◆ ENTRIES SUPPLIED:
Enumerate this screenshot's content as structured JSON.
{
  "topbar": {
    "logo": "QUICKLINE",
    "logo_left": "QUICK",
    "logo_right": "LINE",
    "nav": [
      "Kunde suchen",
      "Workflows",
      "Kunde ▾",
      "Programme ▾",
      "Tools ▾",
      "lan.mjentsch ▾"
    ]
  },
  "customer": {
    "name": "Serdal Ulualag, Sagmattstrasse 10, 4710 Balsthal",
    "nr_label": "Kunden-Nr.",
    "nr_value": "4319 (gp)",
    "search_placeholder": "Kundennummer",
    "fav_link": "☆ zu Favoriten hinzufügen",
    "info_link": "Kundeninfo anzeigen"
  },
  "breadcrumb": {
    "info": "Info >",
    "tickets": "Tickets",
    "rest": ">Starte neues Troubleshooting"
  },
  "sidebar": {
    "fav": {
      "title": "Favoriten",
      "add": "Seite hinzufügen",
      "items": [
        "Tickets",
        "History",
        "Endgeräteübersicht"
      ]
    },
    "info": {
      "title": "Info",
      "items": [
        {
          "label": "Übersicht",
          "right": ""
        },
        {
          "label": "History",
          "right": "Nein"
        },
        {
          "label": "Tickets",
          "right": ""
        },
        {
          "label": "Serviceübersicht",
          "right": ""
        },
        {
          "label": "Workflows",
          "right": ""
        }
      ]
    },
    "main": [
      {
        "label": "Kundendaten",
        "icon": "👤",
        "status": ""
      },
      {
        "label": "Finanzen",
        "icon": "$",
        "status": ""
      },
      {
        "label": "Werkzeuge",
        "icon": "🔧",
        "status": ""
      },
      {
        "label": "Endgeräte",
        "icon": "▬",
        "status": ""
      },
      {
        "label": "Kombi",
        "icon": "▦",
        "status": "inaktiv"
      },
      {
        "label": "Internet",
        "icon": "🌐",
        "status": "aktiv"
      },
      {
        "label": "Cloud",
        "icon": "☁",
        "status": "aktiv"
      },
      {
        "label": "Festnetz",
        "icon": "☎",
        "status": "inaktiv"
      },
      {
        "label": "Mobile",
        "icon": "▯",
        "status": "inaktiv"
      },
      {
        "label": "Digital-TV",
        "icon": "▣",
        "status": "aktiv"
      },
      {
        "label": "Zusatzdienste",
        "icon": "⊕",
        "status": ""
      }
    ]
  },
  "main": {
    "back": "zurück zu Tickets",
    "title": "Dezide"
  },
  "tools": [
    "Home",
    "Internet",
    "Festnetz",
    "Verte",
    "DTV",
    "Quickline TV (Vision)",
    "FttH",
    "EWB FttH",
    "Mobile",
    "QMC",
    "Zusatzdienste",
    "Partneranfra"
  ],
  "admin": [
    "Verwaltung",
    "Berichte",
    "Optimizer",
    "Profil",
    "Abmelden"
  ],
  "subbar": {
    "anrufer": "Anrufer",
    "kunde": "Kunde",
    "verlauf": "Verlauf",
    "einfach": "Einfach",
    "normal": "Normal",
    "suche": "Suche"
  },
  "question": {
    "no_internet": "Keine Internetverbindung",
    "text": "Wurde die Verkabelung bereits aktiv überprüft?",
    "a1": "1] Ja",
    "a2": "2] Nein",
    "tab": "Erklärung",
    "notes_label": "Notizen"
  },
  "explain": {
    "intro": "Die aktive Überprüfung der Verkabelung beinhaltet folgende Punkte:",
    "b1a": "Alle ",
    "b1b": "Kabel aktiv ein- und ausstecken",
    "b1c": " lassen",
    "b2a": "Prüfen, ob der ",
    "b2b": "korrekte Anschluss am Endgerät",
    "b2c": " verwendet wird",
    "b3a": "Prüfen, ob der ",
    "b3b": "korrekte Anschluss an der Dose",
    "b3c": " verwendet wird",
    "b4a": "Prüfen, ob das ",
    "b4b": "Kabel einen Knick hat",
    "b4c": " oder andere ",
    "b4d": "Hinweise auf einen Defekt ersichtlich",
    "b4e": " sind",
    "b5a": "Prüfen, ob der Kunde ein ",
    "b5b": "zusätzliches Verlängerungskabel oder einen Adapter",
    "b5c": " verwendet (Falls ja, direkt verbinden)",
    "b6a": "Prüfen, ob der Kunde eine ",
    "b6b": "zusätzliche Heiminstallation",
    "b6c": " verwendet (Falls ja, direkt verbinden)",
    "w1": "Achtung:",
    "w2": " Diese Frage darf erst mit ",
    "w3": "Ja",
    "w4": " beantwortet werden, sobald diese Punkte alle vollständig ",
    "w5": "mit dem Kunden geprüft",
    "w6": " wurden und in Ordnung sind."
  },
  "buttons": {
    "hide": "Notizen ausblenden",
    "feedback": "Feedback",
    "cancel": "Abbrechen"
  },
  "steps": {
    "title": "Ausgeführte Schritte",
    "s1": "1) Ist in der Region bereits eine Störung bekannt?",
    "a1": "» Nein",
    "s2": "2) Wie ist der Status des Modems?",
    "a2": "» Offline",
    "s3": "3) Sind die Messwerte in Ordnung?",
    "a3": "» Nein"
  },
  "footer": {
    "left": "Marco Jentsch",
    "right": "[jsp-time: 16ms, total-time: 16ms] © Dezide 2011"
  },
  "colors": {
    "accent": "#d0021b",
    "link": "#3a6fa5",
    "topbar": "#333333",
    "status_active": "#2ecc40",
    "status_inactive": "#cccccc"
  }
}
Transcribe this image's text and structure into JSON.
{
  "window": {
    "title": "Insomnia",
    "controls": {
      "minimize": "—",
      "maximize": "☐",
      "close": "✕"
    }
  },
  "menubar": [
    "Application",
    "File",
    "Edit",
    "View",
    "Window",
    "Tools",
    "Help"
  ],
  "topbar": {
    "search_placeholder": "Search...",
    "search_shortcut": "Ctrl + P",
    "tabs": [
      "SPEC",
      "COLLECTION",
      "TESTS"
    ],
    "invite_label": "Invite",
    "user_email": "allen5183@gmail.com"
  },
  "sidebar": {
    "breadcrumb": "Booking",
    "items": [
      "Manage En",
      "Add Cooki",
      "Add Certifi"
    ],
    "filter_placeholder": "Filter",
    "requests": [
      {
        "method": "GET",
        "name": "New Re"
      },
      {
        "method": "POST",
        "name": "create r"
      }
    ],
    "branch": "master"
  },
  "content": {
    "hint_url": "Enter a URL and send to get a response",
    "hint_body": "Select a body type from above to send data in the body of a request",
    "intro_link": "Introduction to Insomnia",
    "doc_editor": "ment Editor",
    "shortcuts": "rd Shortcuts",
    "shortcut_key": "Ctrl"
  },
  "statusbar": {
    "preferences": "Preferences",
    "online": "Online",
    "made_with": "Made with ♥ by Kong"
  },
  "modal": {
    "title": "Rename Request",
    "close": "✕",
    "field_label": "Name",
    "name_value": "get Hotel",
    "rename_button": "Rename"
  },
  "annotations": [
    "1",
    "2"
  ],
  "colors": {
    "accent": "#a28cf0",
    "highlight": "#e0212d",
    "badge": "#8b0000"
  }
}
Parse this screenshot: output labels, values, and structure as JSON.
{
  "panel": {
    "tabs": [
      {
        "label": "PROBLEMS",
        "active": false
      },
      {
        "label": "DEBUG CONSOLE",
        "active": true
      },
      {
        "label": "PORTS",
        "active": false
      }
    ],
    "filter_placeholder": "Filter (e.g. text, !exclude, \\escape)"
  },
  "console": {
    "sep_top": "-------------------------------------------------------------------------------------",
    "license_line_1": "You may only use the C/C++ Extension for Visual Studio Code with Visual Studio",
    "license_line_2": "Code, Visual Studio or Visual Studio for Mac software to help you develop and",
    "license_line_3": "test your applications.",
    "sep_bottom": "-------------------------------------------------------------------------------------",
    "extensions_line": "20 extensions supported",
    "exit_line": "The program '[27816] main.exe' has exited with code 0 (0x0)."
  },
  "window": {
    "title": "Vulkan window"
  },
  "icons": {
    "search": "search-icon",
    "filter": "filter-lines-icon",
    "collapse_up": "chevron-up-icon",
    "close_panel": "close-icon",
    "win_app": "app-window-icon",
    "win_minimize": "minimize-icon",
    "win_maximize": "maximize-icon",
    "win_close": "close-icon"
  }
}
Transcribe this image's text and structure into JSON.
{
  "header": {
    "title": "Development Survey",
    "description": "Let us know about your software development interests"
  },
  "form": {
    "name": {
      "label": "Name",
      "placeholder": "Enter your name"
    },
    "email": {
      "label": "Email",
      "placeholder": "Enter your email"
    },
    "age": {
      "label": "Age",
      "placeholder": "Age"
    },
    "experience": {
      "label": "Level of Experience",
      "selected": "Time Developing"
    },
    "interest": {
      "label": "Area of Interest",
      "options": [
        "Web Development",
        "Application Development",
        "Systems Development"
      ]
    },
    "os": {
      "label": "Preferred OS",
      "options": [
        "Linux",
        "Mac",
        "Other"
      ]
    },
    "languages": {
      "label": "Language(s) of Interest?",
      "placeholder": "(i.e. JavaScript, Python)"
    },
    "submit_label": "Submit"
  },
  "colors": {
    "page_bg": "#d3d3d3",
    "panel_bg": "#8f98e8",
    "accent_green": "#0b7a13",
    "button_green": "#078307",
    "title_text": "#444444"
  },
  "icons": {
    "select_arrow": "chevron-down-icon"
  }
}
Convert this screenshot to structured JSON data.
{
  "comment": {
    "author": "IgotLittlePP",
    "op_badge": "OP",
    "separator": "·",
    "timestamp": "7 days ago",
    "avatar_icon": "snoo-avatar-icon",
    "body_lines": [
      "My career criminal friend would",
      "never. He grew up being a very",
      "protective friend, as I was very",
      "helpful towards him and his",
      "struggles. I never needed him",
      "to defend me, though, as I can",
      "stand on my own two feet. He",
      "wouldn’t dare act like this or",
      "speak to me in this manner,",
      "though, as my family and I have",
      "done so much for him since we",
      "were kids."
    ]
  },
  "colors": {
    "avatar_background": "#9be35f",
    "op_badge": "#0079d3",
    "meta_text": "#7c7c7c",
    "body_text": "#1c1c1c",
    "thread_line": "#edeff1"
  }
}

◆ GIVEN PROBLEM:
Looking at the data above, show all lines where the word "Anschluss" occurs.

◆ THE COMPLETED TASK:
    "b2b": "korrekte Anschluss am Endgerät",
    "b3b": "korrekte Anschluss an der Dose",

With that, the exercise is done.